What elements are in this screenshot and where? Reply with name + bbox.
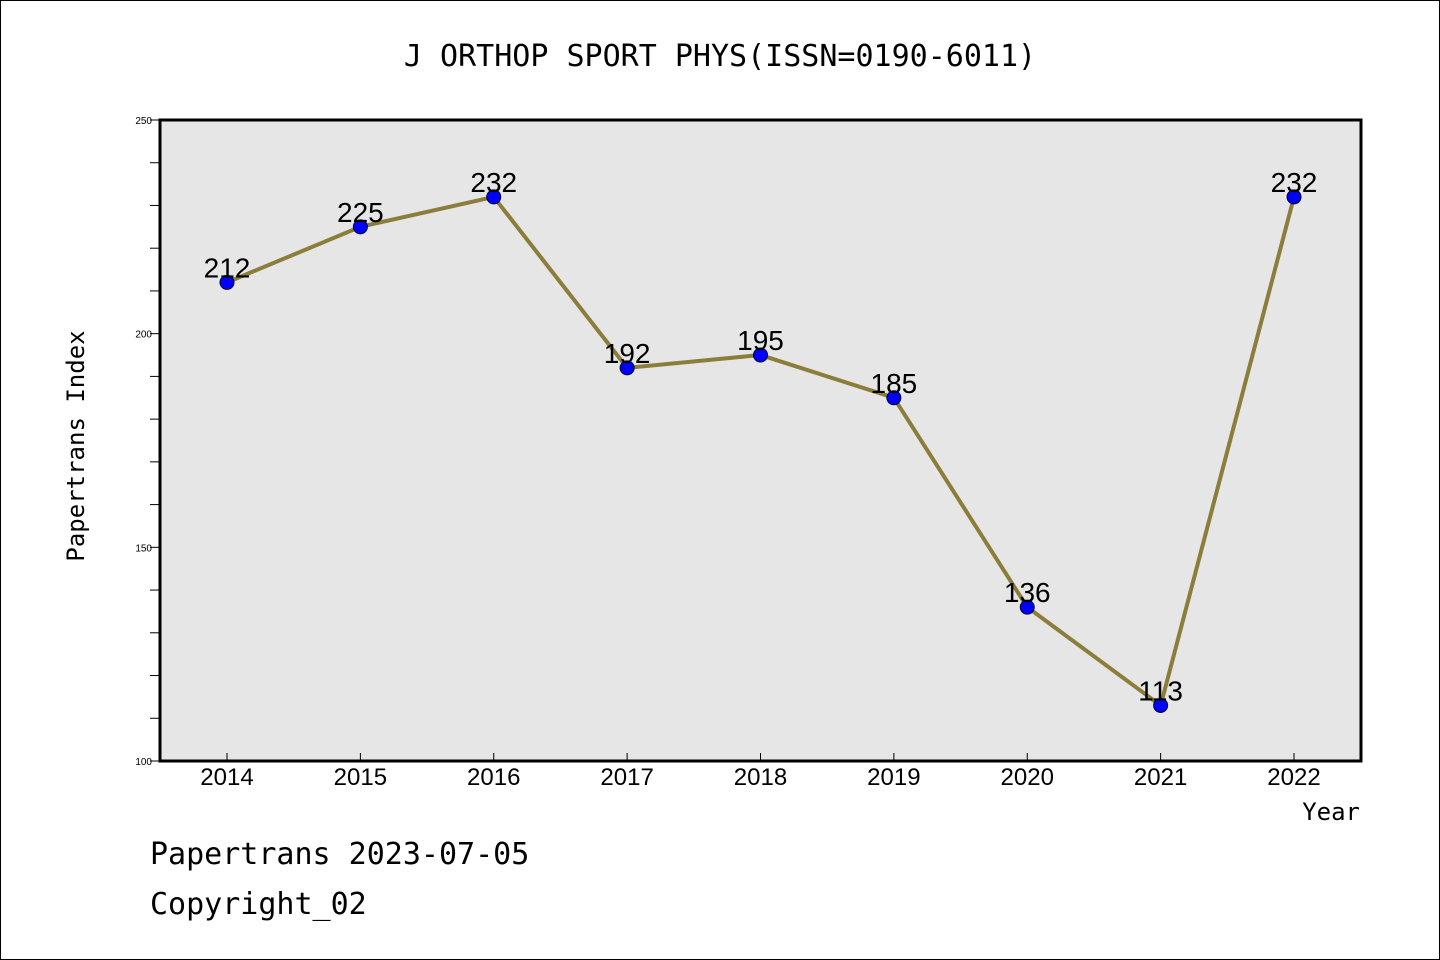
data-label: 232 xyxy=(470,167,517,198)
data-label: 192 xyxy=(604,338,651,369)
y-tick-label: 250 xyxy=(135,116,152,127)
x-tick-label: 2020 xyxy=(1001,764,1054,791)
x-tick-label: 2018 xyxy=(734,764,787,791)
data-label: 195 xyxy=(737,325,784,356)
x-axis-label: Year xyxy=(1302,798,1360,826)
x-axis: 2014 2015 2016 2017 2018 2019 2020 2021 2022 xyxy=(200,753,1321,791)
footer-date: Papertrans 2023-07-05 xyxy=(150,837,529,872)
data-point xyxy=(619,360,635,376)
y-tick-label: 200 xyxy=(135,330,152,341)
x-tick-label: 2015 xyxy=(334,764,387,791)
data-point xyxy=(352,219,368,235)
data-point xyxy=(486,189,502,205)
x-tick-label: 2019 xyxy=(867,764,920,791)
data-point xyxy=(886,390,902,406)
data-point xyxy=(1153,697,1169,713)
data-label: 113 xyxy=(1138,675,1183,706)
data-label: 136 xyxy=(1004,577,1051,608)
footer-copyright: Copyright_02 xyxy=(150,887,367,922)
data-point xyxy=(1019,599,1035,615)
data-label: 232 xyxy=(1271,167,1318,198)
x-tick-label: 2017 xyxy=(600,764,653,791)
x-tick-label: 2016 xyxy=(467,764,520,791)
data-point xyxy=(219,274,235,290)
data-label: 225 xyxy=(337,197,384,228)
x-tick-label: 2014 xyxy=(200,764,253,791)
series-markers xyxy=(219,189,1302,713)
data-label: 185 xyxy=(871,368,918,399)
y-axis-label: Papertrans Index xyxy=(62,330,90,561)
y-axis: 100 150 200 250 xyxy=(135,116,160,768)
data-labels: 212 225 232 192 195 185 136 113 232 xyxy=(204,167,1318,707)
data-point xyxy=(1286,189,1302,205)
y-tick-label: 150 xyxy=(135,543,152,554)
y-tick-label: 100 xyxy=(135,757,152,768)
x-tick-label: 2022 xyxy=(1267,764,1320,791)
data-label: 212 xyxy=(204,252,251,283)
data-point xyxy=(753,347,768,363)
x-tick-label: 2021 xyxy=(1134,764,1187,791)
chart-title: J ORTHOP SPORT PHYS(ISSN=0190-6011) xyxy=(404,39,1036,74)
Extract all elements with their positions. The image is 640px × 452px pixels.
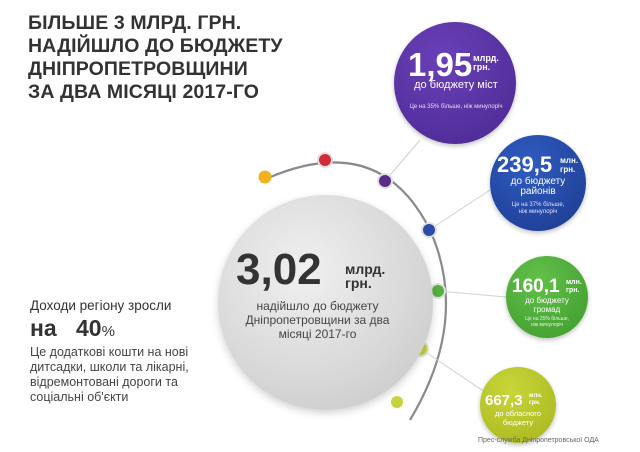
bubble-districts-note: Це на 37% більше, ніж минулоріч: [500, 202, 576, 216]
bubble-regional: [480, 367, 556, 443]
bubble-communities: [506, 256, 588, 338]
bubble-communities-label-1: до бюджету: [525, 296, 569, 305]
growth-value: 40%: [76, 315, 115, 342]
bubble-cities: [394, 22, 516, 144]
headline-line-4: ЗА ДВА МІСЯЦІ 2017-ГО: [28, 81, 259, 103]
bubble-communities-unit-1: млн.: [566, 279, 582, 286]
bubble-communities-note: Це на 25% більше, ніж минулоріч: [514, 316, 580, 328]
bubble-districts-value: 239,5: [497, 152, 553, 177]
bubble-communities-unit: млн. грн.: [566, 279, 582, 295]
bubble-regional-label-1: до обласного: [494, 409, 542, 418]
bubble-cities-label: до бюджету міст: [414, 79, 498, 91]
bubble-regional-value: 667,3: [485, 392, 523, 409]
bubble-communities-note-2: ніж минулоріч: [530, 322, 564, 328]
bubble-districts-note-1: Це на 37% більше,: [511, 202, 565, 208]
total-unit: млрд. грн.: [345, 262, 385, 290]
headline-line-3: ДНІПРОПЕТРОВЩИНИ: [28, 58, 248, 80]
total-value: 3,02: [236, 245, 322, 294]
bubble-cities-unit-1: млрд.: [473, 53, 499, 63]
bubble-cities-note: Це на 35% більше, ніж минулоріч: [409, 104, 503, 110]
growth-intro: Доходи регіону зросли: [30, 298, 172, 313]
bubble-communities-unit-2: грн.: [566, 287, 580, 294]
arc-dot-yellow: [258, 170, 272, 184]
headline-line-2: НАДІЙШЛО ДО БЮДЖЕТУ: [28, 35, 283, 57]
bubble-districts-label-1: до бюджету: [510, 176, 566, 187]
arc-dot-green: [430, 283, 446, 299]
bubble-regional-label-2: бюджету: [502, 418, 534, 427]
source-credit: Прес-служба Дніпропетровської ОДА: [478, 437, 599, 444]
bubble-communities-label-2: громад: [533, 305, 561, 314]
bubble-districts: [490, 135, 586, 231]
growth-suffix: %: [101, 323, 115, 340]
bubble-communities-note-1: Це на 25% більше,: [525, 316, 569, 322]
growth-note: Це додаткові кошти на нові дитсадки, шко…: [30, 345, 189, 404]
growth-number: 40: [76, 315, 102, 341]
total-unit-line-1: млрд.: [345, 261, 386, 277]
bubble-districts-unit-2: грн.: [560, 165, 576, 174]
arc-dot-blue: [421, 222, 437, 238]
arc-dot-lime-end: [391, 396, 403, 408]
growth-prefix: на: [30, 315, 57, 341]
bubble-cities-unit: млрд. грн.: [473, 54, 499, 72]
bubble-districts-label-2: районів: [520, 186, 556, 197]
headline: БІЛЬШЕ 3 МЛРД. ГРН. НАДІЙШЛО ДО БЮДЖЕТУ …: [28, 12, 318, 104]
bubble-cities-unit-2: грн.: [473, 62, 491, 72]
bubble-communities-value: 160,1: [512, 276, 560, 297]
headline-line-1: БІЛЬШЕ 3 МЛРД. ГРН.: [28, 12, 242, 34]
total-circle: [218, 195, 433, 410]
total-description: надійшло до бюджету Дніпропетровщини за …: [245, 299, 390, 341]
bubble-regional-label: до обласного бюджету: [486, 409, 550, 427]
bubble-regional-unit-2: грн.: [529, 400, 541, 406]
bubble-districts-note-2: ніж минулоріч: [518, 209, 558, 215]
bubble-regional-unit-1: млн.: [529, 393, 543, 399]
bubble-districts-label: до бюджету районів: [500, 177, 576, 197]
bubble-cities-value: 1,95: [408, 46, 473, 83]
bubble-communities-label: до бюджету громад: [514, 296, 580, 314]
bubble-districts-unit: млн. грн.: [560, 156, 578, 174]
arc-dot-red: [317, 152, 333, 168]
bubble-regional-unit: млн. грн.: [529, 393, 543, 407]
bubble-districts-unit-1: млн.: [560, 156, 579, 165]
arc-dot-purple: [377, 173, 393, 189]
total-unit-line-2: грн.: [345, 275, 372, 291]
————————
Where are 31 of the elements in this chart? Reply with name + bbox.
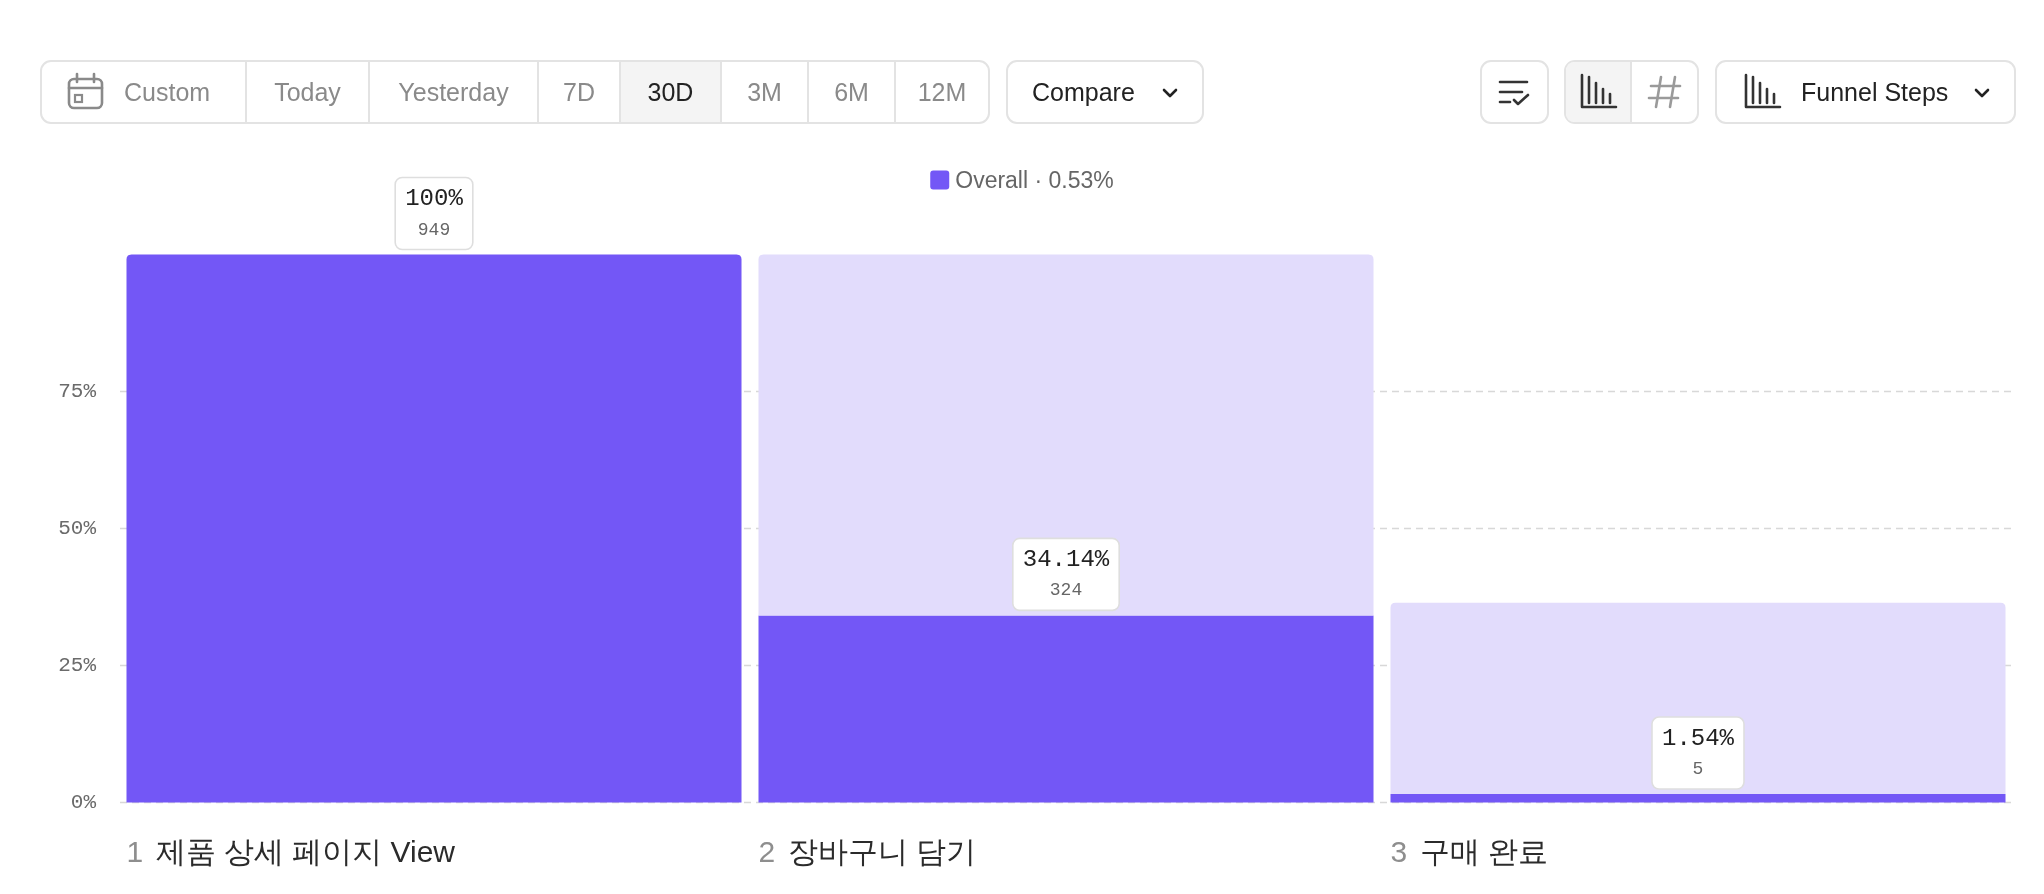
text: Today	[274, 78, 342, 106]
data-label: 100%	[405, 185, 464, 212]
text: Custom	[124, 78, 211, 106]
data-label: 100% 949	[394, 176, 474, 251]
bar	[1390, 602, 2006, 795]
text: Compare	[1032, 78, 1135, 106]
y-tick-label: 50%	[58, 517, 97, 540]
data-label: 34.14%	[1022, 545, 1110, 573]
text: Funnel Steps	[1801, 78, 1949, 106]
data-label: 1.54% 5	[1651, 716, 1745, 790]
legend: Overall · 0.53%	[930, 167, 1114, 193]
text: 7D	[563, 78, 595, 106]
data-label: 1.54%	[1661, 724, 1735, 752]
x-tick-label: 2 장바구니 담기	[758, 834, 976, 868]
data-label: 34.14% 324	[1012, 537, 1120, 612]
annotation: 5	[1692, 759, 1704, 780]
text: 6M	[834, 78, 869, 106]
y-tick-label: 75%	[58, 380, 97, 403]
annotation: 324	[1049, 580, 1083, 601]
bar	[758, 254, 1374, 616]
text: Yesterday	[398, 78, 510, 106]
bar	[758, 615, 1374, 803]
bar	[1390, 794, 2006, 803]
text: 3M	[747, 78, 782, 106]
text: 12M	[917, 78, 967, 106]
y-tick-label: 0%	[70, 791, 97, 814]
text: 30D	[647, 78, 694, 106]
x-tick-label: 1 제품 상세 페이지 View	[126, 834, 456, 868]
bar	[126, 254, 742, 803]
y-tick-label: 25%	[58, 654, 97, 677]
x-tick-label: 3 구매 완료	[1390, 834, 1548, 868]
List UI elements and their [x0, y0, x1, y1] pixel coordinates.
————————
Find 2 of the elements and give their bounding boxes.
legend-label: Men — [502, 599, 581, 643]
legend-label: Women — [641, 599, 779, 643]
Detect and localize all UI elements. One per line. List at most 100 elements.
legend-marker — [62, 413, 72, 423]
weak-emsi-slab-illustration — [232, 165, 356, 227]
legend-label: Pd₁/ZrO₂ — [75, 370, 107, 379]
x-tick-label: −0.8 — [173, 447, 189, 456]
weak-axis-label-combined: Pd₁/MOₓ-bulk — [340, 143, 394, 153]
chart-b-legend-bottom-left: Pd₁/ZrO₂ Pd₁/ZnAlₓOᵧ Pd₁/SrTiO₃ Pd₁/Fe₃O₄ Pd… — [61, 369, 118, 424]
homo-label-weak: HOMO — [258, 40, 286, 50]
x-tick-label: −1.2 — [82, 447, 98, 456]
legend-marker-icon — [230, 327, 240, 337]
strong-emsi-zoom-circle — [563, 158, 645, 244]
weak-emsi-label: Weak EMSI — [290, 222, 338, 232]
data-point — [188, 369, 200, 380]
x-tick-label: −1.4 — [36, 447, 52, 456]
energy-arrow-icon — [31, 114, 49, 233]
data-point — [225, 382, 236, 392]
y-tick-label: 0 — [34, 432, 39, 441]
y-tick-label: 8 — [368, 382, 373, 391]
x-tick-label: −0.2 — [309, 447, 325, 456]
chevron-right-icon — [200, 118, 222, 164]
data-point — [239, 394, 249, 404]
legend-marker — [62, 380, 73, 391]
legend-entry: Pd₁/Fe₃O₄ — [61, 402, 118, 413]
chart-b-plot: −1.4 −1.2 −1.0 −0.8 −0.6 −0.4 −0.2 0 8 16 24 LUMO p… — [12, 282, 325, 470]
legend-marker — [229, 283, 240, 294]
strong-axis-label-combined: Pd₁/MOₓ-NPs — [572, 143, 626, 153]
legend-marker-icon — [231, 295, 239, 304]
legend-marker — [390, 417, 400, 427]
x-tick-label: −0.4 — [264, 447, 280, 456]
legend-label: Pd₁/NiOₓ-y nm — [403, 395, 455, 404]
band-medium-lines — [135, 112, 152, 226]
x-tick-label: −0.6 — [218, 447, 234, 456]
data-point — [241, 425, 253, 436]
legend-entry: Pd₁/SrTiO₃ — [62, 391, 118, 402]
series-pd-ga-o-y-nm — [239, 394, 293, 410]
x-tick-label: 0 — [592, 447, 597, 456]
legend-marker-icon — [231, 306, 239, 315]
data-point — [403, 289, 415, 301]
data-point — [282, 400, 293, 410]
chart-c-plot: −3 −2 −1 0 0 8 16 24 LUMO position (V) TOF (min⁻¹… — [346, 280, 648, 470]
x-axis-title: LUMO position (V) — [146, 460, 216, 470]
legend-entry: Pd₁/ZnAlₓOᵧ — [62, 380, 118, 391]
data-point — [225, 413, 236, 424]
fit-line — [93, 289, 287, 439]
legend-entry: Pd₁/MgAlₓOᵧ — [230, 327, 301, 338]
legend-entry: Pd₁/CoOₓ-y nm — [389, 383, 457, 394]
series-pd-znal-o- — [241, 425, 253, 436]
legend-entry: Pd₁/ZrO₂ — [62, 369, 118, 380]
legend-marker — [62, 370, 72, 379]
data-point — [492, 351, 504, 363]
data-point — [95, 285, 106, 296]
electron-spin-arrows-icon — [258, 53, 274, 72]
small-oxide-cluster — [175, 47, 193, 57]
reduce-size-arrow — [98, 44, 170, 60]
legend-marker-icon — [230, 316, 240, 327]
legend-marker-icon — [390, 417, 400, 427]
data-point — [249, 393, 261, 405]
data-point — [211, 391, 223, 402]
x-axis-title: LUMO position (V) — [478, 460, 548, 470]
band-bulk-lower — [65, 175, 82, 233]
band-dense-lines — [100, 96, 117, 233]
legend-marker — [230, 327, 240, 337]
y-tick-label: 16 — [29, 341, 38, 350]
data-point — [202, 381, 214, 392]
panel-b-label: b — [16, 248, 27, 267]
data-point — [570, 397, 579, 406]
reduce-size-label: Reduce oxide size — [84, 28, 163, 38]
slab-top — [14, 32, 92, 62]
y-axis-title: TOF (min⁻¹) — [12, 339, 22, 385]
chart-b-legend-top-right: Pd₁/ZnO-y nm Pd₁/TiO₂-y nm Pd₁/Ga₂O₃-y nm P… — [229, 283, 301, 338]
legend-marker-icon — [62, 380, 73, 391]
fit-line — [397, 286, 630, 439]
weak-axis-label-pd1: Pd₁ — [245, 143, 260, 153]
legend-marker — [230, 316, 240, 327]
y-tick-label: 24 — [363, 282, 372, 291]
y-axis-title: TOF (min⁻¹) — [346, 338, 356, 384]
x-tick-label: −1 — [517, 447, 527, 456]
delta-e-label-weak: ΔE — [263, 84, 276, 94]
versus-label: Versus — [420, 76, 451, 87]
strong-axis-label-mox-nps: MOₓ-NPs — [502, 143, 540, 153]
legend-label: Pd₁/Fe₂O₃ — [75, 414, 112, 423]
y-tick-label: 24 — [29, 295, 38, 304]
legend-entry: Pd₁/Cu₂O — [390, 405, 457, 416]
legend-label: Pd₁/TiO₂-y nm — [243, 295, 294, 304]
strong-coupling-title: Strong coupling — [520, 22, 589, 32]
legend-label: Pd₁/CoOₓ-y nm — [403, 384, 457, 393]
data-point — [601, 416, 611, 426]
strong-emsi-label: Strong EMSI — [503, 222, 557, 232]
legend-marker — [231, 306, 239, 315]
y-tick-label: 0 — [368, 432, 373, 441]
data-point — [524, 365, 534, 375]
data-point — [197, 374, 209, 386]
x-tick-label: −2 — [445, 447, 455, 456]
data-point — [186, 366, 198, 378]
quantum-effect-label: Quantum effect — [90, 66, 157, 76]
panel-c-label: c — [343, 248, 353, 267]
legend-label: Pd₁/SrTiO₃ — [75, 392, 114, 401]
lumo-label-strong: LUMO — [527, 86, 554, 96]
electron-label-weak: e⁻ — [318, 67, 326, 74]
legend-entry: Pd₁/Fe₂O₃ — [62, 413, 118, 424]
————————
**SHORT PROBLEM:** Reproduce the records verbatim, starting at the line containing "bubble-districts-note: Це на" and ending at the line containing "bubble-regional-value: 667,3: [485, 392, 523, 409]", with both of those lines included.

**OUTPUT OF THE EXERCISE:**
bubble-districts-note: Це на 37% більше, ніж минулоріч: [500, 202, 576, 216]
bubble-regional: [480, 367, 556, 443]
bubble-communities: [506, 256, 588, 338]
bubble-communities-label-1: до бюджету: [525, 296, 569, 305]
growth-value: 40%: [76, 315, 115, 342]
bubble-cities: [394, 22, 516, 144]
headline-line-4: ЗА ДВА МІСЯЦІ 2017-ГО: [28, 81, 259, 103]
bubble-communities-unit-1: млн.: [566, 279, 582, 286]
bubble-communities-note: Це на 25% більше, ніж минулоріч: [514, 316, 580, 328]
bubble-districts-value: 239,5: [497, 152, 553, 177]
bubble-communities-unit: млн. грн.: [566, 279, 582, 295]
bubble-regional-label-1: до обласного: [494, 409, 542, 418]
bubble-cities-label: до бюджету міст: [414, 79, 498, 91]
bubble-regional-value: 667,3: [485, 392, 523, 409]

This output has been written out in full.